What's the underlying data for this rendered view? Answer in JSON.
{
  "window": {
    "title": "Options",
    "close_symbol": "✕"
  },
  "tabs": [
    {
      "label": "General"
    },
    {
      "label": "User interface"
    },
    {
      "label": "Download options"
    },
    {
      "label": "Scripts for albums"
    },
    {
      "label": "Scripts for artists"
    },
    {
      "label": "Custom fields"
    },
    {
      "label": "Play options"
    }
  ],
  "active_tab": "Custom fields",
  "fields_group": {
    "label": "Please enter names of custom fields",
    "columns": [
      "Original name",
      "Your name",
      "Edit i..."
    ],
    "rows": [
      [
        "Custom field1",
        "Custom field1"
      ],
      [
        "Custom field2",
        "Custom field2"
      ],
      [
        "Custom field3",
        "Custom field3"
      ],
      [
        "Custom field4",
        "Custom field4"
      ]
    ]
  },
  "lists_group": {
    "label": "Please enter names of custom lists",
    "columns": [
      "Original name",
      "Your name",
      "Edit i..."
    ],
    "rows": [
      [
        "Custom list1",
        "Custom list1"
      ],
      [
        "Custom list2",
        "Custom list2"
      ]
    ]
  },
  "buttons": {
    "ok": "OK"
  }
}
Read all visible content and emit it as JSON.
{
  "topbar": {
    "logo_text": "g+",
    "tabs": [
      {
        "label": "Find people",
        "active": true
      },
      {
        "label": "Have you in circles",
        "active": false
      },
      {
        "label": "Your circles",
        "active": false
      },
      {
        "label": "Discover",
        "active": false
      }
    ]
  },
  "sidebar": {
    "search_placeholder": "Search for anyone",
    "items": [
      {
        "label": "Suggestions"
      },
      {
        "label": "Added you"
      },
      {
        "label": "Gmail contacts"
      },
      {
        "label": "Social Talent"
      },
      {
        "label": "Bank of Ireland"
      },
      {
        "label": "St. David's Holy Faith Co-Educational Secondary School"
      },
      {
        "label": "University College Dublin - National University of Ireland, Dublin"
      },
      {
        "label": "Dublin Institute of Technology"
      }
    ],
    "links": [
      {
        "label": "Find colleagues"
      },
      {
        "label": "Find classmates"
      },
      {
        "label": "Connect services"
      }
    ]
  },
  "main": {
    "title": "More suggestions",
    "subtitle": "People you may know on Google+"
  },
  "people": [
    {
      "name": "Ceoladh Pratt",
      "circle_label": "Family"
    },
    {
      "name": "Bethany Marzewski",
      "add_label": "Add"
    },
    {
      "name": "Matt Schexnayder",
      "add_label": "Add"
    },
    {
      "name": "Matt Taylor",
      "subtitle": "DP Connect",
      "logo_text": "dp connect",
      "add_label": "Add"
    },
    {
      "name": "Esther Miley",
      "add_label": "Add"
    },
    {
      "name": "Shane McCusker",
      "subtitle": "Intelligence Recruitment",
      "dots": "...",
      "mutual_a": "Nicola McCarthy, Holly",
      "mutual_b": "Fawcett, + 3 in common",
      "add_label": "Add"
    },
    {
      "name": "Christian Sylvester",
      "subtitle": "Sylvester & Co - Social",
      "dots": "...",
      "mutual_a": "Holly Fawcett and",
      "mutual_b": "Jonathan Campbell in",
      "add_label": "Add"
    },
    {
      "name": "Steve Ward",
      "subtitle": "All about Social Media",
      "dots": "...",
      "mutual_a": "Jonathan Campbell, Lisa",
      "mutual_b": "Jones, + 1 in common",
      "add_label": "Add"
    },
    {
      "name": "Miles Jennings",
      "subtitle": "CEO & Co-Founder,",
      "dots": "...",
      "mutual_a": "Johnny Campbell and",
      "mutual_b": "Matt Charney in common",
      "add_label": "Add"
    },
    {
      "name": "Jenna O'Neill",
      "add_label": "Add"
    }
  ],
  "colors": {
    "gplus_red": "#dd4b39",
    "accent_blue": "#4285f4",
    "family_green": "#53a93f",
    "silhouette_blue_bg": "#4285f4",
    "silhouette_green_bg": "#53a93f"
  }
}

+++

Written instruction
Write out the full set of records exactly as given.

Exercise solution
What's the underlying data for this rendered view? Answer in JSON.
{
  "window": {
    "title": "Options",
    "close_symbol": "✕"
  },
  "tabs": [
    {
      "label": "General"
    },
    {
      "label": "User interface"
    },
    {
      "label": "Download options"
    },
    {
      "label": "Scripts for albums"
    },
    {
      "label": "Scripts for artists"
    },
    {
      "label": "Custom fields"
    },
    {
      "label": "Play options"
    }
  ],
  "active_tab": "Custom fields",
  "fields_group": {
    "label": "Please enter names of custom fields",
    "columns": [
      "Original name",
      "Your name",
      "Edit i..."
    ],
    "rows": [
      [
        "Custom field1",
        "Custom field1"
      ],
      [
        "Custom field2",
        "Custom field2"
      ],
      [
        "Custom field3",
        "Custom field3"
      ],
      [
        "Custom field4",
        "Custom field4"
      ]
    ]
  },
  "lists_group": {
    "label": "Please enter names of custom lists",
    "columns": [
      "Original name",
      "Your name",
      "Edit i..."
    ],
    "rows": [
      [
        "Custom list1",
        "Custom list1"
      ],
      [
        "Custom list2",
        "Custom list2"
      ]
    ]
  },
  "buttons": {
    "ok": "OK"
  }
}
Read all visible content and emit it as JSON.
{
  "topbar": {
    "logo_text": "g+",
    "tabs": [
      {
        "label": "Find people",
        "active": true
      },
      {
        "label": "Have you in circles",
        "active": false
      },
      {
        "label": "Your circles",
        "active": false
      },
      {
        "label": "Discover",
        "active": false
      }
    ]
  },
  "sidebar": {
    "search_placeholder": "Search for anyone",
    "items": [
      {
        "label": "Suggestions"
      },
      {
        "label": "Added you"
      },
      {
        "label": "Gmail contacts"
      },
      {
        "label": "Social Talent"
      },
      {
        "label": "Bank of Ireland"
      },
      {
        "label": "St. David's Holy Faith Co-Educational Secondary School"
      },
      {
        "label": "University College Dublin - National University of Ireland, Dublin"
      },
      {
        "label": "Dublin Institute of Technology"
      }
    ],
    "links": [
      {
        "label": "Find colleagues"
      },
      {
        "label": "Find classmates"
      },
      {
        "label": "Connect services"
      }
    ]
  },
  "main": {
    "title": "More suggestions",
    "subtitle": "People you may know on Google+"
  },
  "people": [
    {
      "name": "Ceoladh Pratt",
      "circle_label": "Family"
    },
    {
      "name": "Bethany Marzewski",
      "add_label": "Add"
    },
    {
      "name": "Matt Schexnayder",
      "add_label": "Add"
    },
    {
      "name": "Matt Taylor",
      "subtitle": "DP Connect",
      "logo_text": "dp connect",
      "add_label": "Add"
    },
    {
      "name": "Esther Miley",
      "add_label": "Add"
    },
    {
      "name": "Shane McCusker",
      "subtitle": "Intelligence Recruitment",
      "dots": "...",
      "mutual_a": "Nicola McCarthy, Holly",
      "mutual_b": "Fawcett, + 3 in common",
      "add_label": "Add"
    },
    {
      "name": "Christian Sylvester",
      "subtitle": "Sylvester & Co - Social",
      "dots": "...",
      "mutual_a": "Holly Fawcett and",
      "mutual_b": "Jonathan Campbell in",
      "add_label": "Add"
    },
    {
      "name": "Steve Ward",
      "subtitle": "All about Social Media",
      "dots": "...",
      "mutual_a": "Jonathan Campbell, Lisa",
      "mutual_b": "Jones, + 1 in common",
      "add_label": "Add"
    },
    {
      "name": "Miles Jennings",
      "subtitle": "CEO & Co-Founder,",
      "dots": "...",
      "mutual_a": "Johnny Campbell and",
      "mutual_b": "Matt Charney in common",
      "add_label": "Add"
    },
    {
      "name": "Jenna O'Neill",
      "add_label": "Add"
    }
  ],
  "colors": {
    "gplus_red": "#dd4b39",
    "accent_blue": "#4285f4",
    "family_green": "#53a93f",
    "silhouette_blue_bg": "#4285f4",
    "silhouette_green_bg": "#53a93f"
  }
}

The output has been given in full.